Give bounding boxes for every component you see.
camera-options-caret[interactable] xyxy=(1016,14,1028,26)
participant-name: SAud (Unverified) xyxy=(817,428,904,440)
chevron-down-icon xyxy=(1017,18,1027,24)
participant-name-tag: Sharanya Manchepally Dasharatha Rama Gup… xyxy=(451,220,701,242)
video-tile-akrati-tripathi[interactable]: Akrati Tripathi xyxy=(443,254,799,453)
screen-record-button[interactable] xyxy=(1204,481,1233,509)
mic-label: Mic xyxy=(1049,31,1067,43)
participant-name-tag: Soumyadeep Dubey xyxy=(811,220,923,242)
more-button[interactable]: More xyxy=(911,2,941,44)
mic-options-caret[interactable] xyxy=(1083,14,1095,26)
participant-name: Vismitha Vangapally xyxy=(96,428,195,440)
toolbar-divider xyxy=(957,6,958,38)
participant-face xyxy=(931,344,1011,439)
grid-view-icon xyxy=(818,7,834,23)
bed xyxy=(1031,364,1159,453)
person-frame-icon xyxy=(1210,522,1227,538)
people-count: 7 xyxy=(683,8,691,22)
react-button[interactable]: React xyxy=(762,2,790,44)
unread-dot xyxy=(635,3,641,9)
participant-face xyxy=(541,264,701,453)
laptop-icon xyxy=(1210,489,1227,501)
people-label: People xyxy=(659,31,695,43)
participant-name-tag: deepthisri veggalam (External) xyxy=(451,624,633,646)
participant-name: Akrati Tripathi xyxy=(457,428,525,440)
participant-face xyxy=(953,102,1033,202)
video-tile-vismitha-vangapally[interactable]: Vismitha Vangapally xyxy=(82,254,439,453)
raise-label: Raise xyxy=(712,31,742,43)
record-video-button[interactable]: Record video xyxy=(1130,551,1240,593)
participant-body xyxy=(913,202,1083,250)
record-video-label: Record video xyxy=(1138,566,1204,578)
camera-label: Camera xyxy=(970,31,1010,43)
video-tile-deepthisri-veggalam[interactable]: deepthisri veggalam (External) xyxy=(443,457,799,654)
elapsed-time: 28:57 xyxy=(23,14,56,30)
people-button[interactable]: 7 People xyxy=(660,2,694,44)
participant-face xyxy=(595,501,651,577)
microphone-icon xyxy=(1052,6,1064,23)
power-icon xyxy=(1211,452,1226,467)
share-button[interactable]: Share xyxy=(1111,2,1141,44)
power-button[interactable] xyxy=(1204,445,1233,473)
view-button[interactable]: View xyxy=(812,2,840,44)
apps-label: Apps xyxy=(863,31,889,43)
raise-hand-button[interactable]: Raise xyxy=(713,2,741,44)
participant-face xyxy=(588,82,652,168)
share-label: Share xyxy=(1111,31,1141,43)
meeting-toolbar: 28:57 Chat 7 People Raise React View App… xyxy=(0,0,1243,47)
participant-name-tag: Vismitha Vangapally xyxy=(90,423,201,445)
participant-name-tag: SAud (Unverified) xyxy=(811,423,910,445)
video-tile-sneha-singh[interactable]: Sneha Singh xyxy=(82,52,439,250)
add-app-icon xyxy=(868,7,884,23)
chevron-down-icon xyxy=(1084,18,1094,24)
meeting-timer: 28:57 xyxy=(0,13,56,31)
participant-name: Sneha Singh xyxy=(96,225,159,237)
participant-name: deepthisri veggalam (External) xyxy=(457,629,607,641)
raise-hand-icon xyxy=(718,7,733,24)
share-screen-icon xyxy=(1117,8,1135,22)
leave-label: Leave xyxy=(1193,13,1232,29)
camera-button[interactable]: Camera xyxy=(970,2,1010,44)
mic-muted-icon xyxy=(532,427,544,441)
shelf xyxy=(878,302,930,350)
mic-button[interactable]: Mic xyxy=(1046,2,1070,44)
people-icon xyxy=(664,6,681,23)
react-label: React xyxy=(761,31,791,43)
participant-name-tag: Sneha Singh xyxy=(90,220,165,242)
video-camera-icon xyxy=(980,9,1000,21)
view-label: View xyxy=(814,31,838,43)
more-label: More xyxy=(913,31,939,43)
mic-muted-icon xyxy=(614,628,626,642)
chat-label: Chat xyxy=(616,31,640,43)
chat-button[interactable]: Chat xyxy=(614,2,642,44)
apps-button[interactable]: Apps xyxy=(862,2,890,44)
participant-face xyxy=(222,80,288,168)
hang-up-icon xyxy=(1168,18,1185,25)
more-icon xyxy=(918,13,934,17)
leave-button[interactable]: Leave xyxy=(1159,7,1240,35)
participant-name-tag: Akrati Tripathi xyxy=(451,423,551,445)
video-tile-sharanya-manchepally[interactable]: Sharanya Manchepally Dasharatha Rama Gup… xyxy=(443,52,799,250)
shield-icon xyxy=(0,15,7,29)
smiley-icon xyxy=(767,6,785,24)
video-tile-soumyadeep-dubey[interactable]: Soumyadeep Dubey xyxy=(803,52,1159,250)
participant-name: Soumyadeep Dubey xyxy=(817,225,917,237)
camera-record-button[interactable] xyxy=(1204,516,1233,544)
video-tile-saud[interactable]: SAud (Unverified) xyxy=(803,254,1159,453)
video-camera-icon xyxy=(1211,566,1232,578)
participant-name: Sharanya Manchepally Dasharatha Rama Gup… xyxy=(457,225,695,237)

### Task
Copy all of the rows above word for word, keeping them in the same order.

### Task solution
Give bounding boxes for every component you see.
camera-options-caret[interactable] xyxy=(1016,14,1028,26)
participant-name: SAud (Unverified) xyxy=(817,428,904,440)
chevron-down-icon xyxy=(1017,18,1027,24)
participant-name-tag: Sharanya Manchepally Dasharatha Rama Gup… xyxy=(451,220,701,242)
video-tile-akrati-tripathi[interactable]: Akrati Tripathi xyxy=(443,254,799,453)
screen-record-button[interactable] xyxy=(1204,481,1233,509)
mic-label: Mic xyxy=(1049,31,1067,43)
participant-name-tag: Soumyadeep Dubey xyxy=(811,220,923,242)
more-button[interactable]: More xyxy=(911,2,941,44)
mic-options-caret[interactable] xyxy=(1083,14,1095,26)
participant-name: Vismitha Vangapally xyxy=(96,428,195,440)
toolbar-divider xyxy=(957,6,958,38)
participant-face xyxy=(931,344,1011,439)
grid-view-icon xyxy=(818,7,834,23)
bed xyxy=(1031,364,1159,453)
person-frame-icon xyxy=(1210,522,1227,538)
people-count: 7 xyxy=(683,8,691,22)
react-button[interactable]: React xyxy=(762,2,790,44)
unread-dot xyxy=(635,3,641,9)
participant-face xyxy=(541,264,701,453)
laptop-icon xyxy=(1210,489,1227,501)
people-label: People xyxy=(659,31,695,43)
participant-name-tag: deepthisri veggalam (External) xyxy=(451,624,633,646)
participant-name: Akrati Tripathi xyxy=(457,428,525,440)
participant-face xyxy=(953,102,1033,202)
video-tile-vismitha-vangapally[interactable]: Vismitha Vangapally xyxy=(82,254,439,453)
raise-label: Raise xyxy=(712,31,742,43)
record-video-button[interactable]: Record video xyxy=(1130,551,1240,593)
participant-body xyxy=(913,202,1083,250)
record-video-label: Record video xyxy=(1138,566,1204,578)
camera-label: Camera xyxy=(970,31,1010,43)
video-tile-deepthisri-veggalam[interactable]: deepthisri veggalam (External) xyxy=(443,457,799,654)
elapsed-time: 28:57 xyxy=(23,14,56,30)
people-button[interactable]: 7 People xyxy=(660,2,694,44)
participant-face xyxy=(595,501,651,577)
microphone-icon xyxy=(1052,6,1064,23)
power-icon xyxy=(1211,452,1226,467)
share-button[interactable]: Share xyxy=(1111,2,1141,44)
power-button[interactable] xyxy=(1204,445,1233,473)
view-button[interactable]: View xyxy=(812,2,840,44)
apps-label: Apps xyxy=(863,31,889,43)
raise-hand-button[interactable]: Raise xyxy=(713,2,741,44)
participant-face xyxy=(588,82,652,168)
share-label: Share xyxy=(1111,31,1141,43)
meeting-toolbar: 28:57 Chat 7 People Raise React View App… xyxy=(0,0,1243,47)
participant-name-tag: Vismitha Vangapally xyxy=(90,423,201,445)
participant-name-tag: SAud (Unverified) xyxy=(811,423,910,445)
video-tile-sneha-singh[interactable]: Sneha Singh xyxy=(82,52,439,250)
add-app-icon xyxy=(868,7,884,23)
chevron-down-icon xyxy=(1084,18,1094,24)
meeting-timer: 28:57 xyxy=(0,13,56,31)
participant-name: Sneha Singh xyxy=(96,225,159,237)
participant-name: deepthisri veggalam (External) xyxy=(457,629,607,641)
raise-hand-icon xyxy=(718,7,733,24)
share-screen-icon xyxy=(1117,8,1135,22)
leave-label: Leave xyxy=(1193,13,1232,29)
camera-button[interactable]: Camera xyxy=(970,2,1010,44)
mic-muted-icon xyxy=(532,427,544,441)
shelf xyxy=(878,302,930,350)
mic-button[interactable]: Mic xyxy=(1046,2,1070,44)
people-icon xyxy=(664,6,681,23)
react-label: React xyxy=(761,31,791,43)
participant-name-tag: Sneha Singh xyxy=(90,220,165,242)
video-camera-icon xyxy=(980,9,1000,21)
view-label: View xyxy=(814,31,838,43)
more-label: More xyxy=(913,31,939,43)
mic-muted-icon xyxy=(614,628,626,642)
chat-label: Chat xyxy=(616,31,640,43)
chat-button[interactable]: Chat xyxy=(614,2,642,44)
apps-button[interactable]: Apps xyxy=(862,2,890,44)
participant-face xyxy=(222,80,288,168)
hang-up-icon xyxy=(1168,18,1185,25)
more-icon xyxy=(918,13,934,17)
leave-button[interactable]: Leave xyxy=(1159,7,1240,35)
participant-name-tag: Akrati Tripathi xyxy=(451,423,551,445)
video-tile-sharanya-manchepally[interactable]: Sharanya Manchepally Dasharatha Rama Gup… xyxy=(443,52,799,250)
shield-icon xyxy=(0,15,7,29)
smiley-icon xyxy=(767,6,785,24)
video-tile-soumyadeep-dubey[interactable]: Soumyadeep Dubey xyxy=(803,52,1159,250)
participant-name: Soumyadeep Dubey xyxy=(817,225,917,237)
camera-record-button[interactable] xyxy=(1204,516,1233,544)
video-tile-saud[interactable]: SAud (Unverified) xyxy=(803,254,1159,453)
video-camera-icon xyxy=(1211,566,1232,578)
participant-name: Sharanya Manchepally Dasharatha Rama Gup… xyxy=(457,225,695,237)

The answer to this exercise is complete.